EXCERPTED DATA |

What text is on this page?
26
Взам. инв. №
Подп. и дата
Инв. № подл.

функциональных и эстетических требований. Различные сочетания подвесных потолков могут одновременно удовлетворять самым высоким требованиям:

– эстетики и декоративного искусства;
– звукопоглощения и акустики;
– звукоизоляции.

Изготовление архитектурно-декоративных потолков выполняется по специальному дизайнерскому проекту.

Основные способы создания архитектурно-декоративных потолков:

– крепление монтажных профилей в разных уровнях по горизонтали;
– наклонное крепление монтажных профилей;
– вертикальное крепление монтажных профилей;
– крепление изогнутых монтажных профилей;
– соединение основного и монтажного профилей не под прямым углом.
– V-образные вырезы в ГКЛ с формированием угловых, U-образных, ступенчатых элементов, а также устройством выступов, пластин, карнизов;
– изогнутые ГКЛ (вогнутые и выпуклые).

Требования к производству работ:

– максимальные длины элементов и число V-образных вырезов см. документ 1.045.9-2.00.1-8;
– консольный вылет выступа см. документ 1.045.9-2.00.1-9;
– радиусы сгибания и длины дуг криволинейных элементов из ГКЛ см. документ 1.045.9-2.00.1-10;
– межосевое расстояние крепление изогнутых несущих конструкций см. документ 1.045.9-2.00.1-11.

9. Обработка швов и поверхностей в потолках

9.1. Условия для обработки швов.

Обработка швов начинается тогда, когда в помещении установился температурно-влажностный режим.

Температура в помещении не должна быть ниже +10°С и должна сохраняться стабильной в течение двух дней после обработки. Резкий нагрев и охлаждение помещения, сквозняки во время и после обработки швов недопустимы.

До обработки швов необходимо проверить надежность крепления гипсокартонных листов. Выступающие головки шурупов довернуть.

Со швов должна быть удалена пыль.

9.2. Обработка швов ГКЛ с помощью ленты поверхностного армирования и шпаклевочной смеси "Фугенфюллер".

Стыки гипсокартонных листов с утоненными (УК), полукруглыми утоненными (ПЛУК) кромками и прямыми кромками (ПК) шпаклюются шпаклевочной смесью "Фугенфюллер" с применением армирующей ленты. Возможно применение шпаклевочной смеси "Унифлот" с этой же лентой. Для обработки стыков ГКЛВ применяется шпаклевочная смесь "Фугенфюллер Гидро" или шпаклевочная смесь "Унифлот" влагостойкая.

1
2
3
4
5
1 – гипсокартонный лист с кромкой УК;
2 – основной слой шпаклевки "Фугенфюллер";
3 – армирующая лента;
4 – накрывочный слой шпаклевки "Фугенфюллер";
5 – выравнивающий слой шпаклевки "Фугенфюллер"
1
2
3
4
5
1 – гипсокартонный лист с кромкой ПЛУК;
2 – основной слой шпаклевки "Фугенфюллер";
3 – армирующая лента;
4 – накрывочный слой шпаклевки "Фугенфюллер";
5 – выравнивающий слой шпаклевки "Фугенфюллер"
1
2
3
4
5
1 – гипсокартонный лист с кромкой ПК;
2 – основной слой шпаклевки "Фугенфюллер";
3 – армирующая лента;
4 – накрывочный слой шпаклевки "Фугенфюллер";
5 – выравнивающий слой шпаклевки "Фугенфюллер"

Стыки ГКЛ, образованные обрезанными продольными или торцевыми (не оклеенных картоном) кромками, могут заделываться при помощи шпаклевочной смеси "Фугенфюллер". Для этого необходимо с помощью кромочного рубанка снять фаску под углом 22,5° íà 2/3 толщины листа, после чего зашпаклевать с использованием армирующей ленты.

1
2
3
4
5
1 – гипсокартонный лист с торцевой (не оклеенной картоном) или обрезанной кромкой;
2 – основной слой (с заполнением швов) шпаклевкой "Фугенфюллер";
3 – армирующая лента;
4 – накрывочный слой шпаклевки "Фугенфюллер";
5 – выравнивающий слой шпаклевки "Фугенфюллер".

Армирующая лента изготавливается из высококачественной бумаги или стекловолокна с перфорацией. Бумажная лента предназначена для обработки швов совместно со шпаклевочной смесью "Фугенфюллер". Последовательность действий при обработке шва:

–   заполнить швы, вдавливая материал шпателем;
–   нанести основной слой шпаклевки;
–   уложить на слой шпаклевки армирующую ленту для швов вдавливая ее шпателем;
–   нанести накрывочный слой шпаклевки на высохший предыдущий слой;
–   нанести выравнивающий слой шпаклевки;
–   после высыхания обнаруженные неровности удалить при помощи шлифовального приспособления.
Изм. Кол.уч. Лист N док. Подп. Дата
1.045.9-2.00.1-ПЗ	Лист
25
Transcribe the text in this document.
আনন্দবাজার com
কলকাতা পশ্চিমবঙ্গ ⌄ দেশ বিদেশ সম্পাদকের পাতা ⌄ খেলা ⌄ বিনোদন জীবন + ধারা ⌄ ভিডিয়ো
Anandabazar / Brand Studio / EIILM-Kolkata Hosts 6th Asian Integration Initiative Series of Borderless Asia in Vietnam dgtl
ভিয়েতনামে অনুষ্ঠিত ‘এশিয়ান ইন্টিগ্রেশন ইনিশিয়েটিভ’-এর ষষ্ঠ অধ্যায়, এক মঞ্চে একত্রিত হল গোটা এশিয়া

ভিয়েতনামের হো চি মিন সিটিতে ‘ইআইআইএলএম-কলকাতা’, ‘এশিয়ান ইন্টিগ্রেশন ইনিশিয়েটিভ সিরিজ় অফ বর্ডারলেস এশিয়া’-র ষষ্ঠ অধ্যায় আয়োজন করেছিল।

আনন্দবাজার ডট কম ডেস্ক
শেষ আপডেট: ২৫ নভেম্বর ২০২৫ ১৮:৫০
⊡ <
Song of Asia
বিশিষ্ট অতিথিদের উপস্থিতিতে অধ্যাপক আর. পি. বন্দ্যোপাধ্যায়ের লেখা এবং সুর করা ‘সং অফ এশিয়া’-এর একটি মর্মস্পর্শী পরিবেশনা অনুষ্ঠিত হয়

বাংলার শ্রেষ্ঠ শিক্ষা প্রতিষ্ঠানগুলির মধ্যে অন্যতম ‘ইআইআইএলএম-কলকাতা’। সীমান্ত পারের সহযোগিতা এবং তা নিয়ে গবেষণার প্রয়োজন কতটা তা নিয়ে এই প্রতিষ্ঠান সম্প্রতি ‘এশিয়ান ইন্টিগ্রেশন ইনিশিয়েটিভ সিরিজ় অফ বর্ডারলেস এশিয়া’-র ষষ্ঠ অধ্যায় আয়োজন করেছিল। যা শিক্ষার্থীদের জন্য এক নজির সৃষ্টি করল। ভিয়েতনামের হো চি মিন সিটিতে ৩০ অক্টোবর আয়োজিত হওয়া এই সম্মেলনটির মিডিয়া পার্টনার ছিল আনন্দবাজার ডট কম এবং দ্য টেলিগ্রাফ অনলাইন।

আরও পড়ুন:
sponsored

PROBLEM TO WORK ON |
Nothing should be changed: write out all of the data as is.

COMPLETE RESPONSE |
What text is on this page?
26
Взам. инв. №
Подп. и дата
Инв. № подл.

функциональных и эстетических требований. Различные сочетания подвесных потолков могут одновременно удовлетворять самым высоким требованиям:

– эстетики и декоративного искусства;
– звукопоглощения и акустики;
– звукоизоляции.

Изготовление архитектурно-декоративных потолков выполняется по специальному дизайнерскому проекту.

Основные способы создания архитектурно-декоративных потолков:

– крепление монтажных профилей в разных уровнях по горизонтали;
– наклонное крепление монтажных профилей;
– вертикальное крепление монтажных профилей;
– крепление изогнутых монтажных профилей;
– соединение основного и монтажного профилей не под прямым углом.
– V-образные вырезы в ГКЛ с формированием угловых, U-образных, ступенчатых элементов, а также устройством выступов, пластин, карнизов;
– изогнутые ГКЛ (вогнутые и выпуклые).

Требования к производству работ:

– максимальные длины элементов и число V-образных вырезов см. документ 1.045.9-2.00.1-8;
– консольный вылет выступа см. документ 1.045.9-2.00.1-9;
– радиусы сгибания и длины дуг криволинейных элементов из ГКЛ см. документ 1.045.9-2.00.1-10;
– межосевое расстояние крепление изогнутых несущих конструкций см. документ 1.045.9-2.00.1-11.

9. Обработка швов и поверхностей в потолках

9.1. Условия для обработки швов.

Обработка швов начинается тогда, когда в помещении установился температурно-влажностный режим.

Температура в помещении не должна быть ниже +10°С и должна сохраняться стабильной в течение двух дней после обработки. Резкий нагрев и охлаждение помещения, сквозняки во время и после обработки швов недопустимы.

До обработки швов необходимо проверить надежность крепления гипсокартонных листов. Выступающие головки шурупов довернуть.

Со швов должна быть удалена пыль.

9.2. Обработка швов ГКЛ с помощью ленты поверхностного армирования и шпаклевочной смеси "Фугенфюллер".

Стыки гипсокартонных листов с утоненными (УК), полукруглыми утоненными (ПЛУК) кромками и прямыми кромками (ПК) шпаклюются шпаклевочной смесью "Фугенфюллер" с применением армирующей ленты. Возможно применение шпаклевочной смеси "Унифлот" с этой же лентой. Для обработки стыков ГКЛВ применяется шпаклевочная смесь "Фугенфюллер Гидро" или шпаклевочная смесь "Унифлот" влагостойкая.

1
2
3
4
5
1 – гипсокартонный лист с кромкой УК;
2 – основной слой шпаклевки "Фугенфюллер";
3 – армирующая лента;
4 – накрывочный слой шпаклевки "Фугенфюллер";
5 – выравнивающий слой шпаклевки "Фугенфюллер"
1
2
3
4
5
1 – гипсокартонный лист с кромкой ПЛУК;
2 – основной слой шпаклевки "Фугенфюллер";
3 – армирующая лента;
4 – накрывочный слой шпаклевки "Фугенфюллер";
5 – выравнивающий слой шпаклевки "Фугенфюллер"
1
2
3
4
5
1 – гипсокартонный лист с кромкой ПК;
2 – основной слой шпаклевки "Фугенфюллер";
3 – армирующая лента;
4 – накрывочный слой шпаклевки "Фугенфюллер";
5 – выравнивающий слой шпаклевки "Фугенфюллер"

Стыки ГКЛ, образованные обрезанными продольными или торцевыми (не оклеенных картоном) кромками, могут заделываться при помощи шпаклевочной смеси "Фугенфюллер". Для этого необходимо с помощью кромочного рубанка снять фаску под углом 22,5° íà 2/3 толщины листа, после чего зашпаклевать с использованием армирующей ленты.

1
2
3
4
5
1 – гипсокартонный лист с торцевой (не оклеенной картоном) или обрезанной кромкой;
2 – основной слой (с заполнением швов) шпаклевкой "Фугенфюллер";
3 – армирующая лента;
4 – накрывочный слой шпаклевки "Фугенфюллер";
5 – выравнивающий слой шпаклевки "Фугенфюллер".

Армирующая лента изготавливается из высококачественной бумаги или стекловолокна с перфорацией. Бумажная лента предназначена для обработки швов совместно со шпаклевочной смесью "Фугенфюллер". Последовательность действий при обработке шва:

–   заполнить швы, вдавливая материал шпателем;
–   нанести основной слой шпаклевки;
–   уложить на слой шпаклевки армирующую ленту для швов вдавливая ее шпателем;
–   нанести накрывочный слой шпаклевки на высохший предыдущий слой;
–   нанести выравнивающий слой шпаклевки;
–   после высыхания обнаруженные неровности удалить при помощи шлифовального приспособления.
Изм. Кол.уч. Лист N док. Подп. Дата
1.045.9-2.00.1-ПЗ	Лист
25
Transcribe the text in this document.
আনন্দবাজার com
কলকাতা পশ্চিমবঙ্গ ⌄ দেশ বিদেশ সম্পাদকের পাতা ⌄ খেলা ⌄ বিনোদন জীবন + ধারা ⌄ ভিডিয়ো
Anandabazar / Brand Studio / EIILM-Kolkata Hosts 6th Asian Integration Initiative Series of Borderless Asia in Vietnam dgtl
ভিয়েতনামে অনুষ্ঠিত ‘এশিয়ান ইন্টিগ্রেশন ইনিশিয়েটিভ’-এর ষষ্ঠ অধ্যায়, এক মঞ্চে একত্রিত হল গোটা এশিয়া

ভিয়েতনামের হো চি মিন সিটিতে ‘ইআইআইএলএম-কলকাতা’, ‘এশিয়ান ইন্টিগ্রেশন ইনিশিয়েটিভ সিরিজ় অফ বর্ডারলেস এশিয়া’-র ষষ্ঠ অধ্যায় আয়োজন করেছিল।

আনন্দবাজার ডট কম ডেস্ক
শেষ আপডেট: ২৫ নভেম্বর ২০২৫ ১৮:৫০
⊡ <
Song of Asia
বিশিষ্ট অতিথিদের উপস্থিতিতে অধ্যাপক আর. পি. বন্দ্যোপাধ্যায়ের লেখা এবং সুর করা ‘সং অফ এশিয়া’-এর একটি মর্মস্পর্শী পরিবেশনা অনুষ্ঠিত হয়

বাংলার শ্রেষ্ঠ শিক্ষা প্রতিষ্ঠানগুলির মধ্যে অন্যতম ‘ইআইআইএলএম-কলকাতা’। সীমান্ত পারের সহযোগিতা এবং তা নিয়ে গবেষণার প্রয়োজন কতটা তা নিয়ে এই প্রতিষ্ঠান সম্প্রতি ‘এশিয়ান ইন্টিগ্রেশন ইনিশিয়েটিভ সিরিজ় অফ বর্ডারলেস এশিয়া’-র ষষ্ঠ অধ্যায় আয়োজন করেছিল। যা শিক্ষার্থীদের জন্য এক নজির সৃষ্টি করল। ভিয়েতনামের হো চি মিন সিটিতে ৩০ অক্টোবর আয়োজিত হওয়া এই সম্মেলনটির মিডিয়া পার্টনার ছিল আনন্দবাজার ডট কম এবং দ্য টেলিগ্রাফ অনলাইন।

আরও পড়ুন:
sponsored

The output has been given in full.